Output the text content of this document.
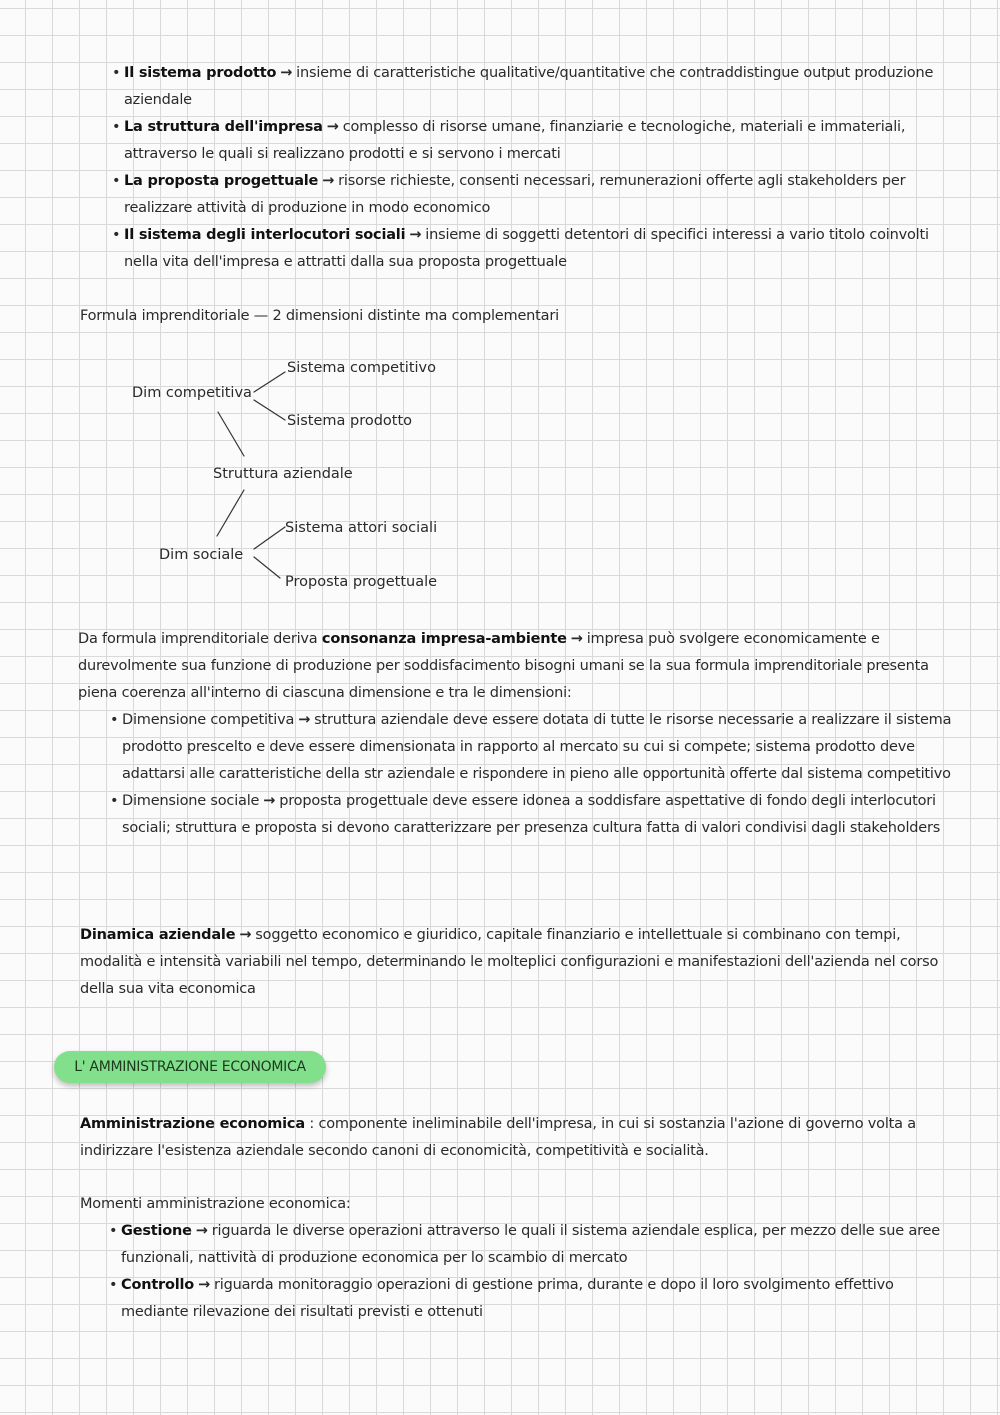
• Il sistema prodotto → insieme di caratteristiche qualitative/quantitative che contraddistingue output produzione aziendale
• La struttura dell'impresa → complesso di risorse umane, finanziarie e tecnologiche, materiali e immateriali, attraverso le quali si realizzano prodotti e si servono i mercati
• La proposta progettuale → risorse richieste, consenti necessari, remunerazioni offerte agli stakeholders per realizzare attività di produzione in modo economico
• Il sistema degli interlocutori sociali → insieme di soggetti detentori di specifici interessi a vario titolo coinvolti nella vita dell'impresa e attratti dalla sua proposta progettuale

Formula imprenditoriale — 2 dimensioni distinte ma complementari

Dim competitiva
Sistema competitivo
Sistema prodotto
Struttura aziendale
Dim sociale
Sistema attori sociali
Proposta progettuale

Da formula imprenditoriale deriva consonanza impresa-ambiente → impresa può svolgere economicamente e durevolmente sua funzione di produzione per soddisfacimento bisogni umani se la sua formula imprenditoriale presenta piena coerenza all'interno di ciascuna dimensione e tra le dimensioni:

• Dimensione competitiva → struttura aziendale deve essere dotata di tutte le risorse necessarie a realizzare il sistema prodotto prescelto e deve essere dimensionata in rapporto al mercato su cui si compete; sistema prodotto deve adattarsi alle caratteristiche della str aziendale e rispondere in pieno alle opportunità offerte dal sistema competitivo
• Dimensione sociale → proposta progettuale deve essere idonea a soddisfare aspettative di fondo degli interlocutori sociali; struttura e proposta si devono caratterizzare per presenza cultura fatta di valori condivisi dagli stakeholders

Dinamica aziendale → soggetto economico e giuridico, capitale finanziario e intellettuale si combinano con tempi, modalità e intensità variabili nel tempo, determinando le molteplici configurazioni e manifestazioni dell'azienda nel corso della sua vita economica

L' AMMINISTRAZIONE ECONOMICA

Amministrazione economica : componente ineliminabile dell'impresa, in cui si sostanzia l'azione di governo volta a indirizzare l'esistenza aziendale secondo canoni di economicità, competitività e socialità.

Momenti amministrazione economica:

• Gestione → riguarda le diverse operazioni attraverso le quali il sistema aziendale esplica, per mezzo delle sue aree funzionali, nattività di produzione economica per lo scambio di mercato
• Controllo → riguarda monitoraggio operazioni di gestione prima, durante e dopo il loro svolgimento effettivo mediante rilevazione dei risultati previsti e ottenuti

- **Aim**
Each entry should be repeated exactly as it appears; the pictures stay out.

- **Written answer**
Output the text content of this document.
• Il sistema prodotto → insieme di caratteristiche qualitative/quantitative che contraddistingue output produzione aziendale
• La struttura dell'impresa → complesso di risorse umane, finanziarie e tecnologiche, materiali e immateriali, attraverso le quali si realizzano prodotti e si servono i mercati
• La proposta progettuale → risorse richieste, consenti necessari, remunerazioni offerte agli stakeholders per realizzare attività di produzione in modo economico
• Il sistema degli interlocutori sociali → insieme di soggetti detentori di specifici interessi a vario titolo coinvolti nella vita dell'impresa e attratti dalla sua proposta progettuale

Formula imprenditoriale — 2 dimensioni distinte ma complementari

Dim competitiva
Sistema competitivo
Sistema prodotto
Struttura aziendale
Dim sociale
Sistema attori sociali
Proposta progettuale

Da formula imprenditoriale deriva consonanza impresa-ambiente → impresa può svolgere economicamente e durevolmente sua funzione di produzione per soddisfacimento bisogni umani se la sua formula imprenditoriale presenta piena coerenza all'interno di ciascuna dimensione e tra le dimensioni:

• Dimensione competitiva → struttura aziendale deve essere dotata di tutte le risorse necessarie a realizzare il sistema prodotto prescelto e deve essere dimensionata in rapporto al mercato su cui si compete; sistema prodotto deve adattarsi alle caratteristiche della str aziendale e rispondere in pieno alle opportunità offerte dal sistema competitivo
• Dimensione sociale → proposta progettuale deve essere idonea a soddisfare aspettative di fondo degli interlocutori sociali; struttura e proposta si devono caratterizzare per presenza cultura fatta di valori condivisi dagli stakeholders

Dinamica aziendale → soggetto economico e giuridico, capitale finanziario e intellettuale si combinano con tempi, modalità e intensità variabili nel tempo, determinando le molteplici configurazioni e manifestazioni dell'azienda nel corso della sua vita economica

L' AMMINISTRAZIONE ECONOMICA

Amministrazione economica : componente ineliminabile dell'impresa, in cui si sostanzia l'azione di governo volta a indirizzare l'esistenza aziendale secondo canoni di economicità, competitività e socialità.

Momenti amministrazione economica:

• Gestione → riguarda le diverse operazioni attraverso le quali il sistema aziendale esplica, per mezzo delle sue aree funzionali, nattività di produzione economica per lo scambio di mercato
• Controllo → riguarda monitoraggio operazioni di gestione prima, durante e dopo il loro svolgimento effettivo mediante rilevazione dei risultati previsti e ottenuti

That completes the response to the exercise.